Dataset items:
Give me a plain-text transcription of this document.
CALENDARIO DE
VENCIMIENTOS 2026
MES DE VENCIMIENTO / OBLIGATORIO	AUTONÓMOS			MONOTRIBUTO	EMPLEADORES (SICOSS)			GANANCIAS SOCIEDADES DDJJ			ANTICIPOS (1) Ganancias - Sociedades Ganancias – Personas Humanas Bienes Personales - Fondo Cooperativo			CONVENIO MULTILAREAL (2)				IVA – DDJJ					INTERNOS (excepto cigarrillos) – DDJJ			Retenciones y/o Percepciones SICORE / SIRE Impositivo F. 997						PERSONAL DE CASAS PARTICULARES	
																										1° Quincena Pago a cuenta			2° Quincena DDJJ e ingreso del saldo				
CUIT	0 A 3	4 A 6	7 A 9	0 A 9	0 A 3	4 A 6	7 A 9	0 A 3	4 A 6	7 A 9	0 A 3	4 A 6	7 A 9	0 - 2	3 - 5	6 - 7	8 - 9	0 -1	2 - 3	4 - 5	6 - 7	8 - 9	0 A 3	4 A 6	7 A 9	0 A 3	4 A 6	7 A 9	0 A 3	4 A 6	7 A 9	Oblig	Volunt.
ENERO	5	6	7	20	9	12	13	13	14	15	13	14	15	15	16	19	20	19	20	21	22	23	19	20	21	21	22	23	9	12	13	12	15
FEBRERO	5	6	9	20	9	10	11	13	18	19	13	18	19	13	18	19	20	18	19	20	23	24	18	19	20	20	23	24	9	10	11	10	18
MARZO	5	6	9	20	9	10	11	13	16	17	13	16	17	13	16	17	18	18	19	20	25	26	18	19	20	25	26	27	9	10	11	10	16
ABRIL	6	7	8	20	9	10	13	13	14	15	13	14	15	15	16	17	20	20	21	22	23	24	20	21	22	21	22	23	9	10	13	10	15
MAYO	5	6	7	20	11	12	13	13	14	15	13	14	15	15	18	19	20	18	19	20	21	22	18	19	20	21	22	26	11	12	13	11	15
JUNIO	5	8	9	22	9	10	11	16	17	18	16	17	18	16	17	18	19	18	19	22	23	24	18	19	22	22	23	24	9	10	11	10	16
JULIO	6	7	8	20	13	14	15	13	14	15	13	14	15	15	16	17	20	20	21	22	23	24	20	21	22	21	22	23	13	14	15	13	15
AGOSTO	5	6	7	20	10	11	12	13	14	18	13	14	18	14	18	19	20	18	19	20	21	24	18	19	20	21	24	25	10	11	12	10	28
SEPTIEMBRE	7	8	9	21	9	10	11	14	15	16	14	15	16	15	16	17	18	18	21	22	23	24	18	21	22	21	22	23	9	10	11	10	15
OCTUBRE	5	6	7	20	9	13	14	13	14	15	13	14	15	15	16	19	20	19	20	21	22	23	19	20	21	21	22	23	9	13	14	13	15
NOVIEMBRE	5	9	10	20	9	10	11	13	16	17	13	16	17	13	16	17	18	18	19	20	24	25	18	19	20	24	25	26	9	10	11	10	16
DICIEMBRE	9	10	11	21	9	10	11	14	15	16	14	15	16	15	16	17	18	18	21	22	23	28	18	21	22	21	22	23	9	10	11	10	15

GIVEN PROBLEM
Locate and copy each line in the data above that includes the word "DDJJ".

TASK ANSWER
MES DE VENCIMIENTO / OBLIGATORIO	AUTONÓMOS			MONOTRIBUTO	EMPLEADORES (SICOSS)			GANANCIAS SOCIEDADES DDJJ			ANTICIPOS (1) Ganancias - Sociedades Ganancias – Personas Humanas Bienes Personales - Fondo Cooperativo			CONVENIO MULTILAREAL (2)				IVA – DDJJ					INTERNOS (excepto cigarrillos) – DDJJ			Retenciones y/o Percepciones SICORE / SIRE Impositivo F. 997						PERSONAL DE CASAS PARTICULARES	
																										1° Quincena Pago a cuenta			2° Quincena DDJJ e ingreso del saldo				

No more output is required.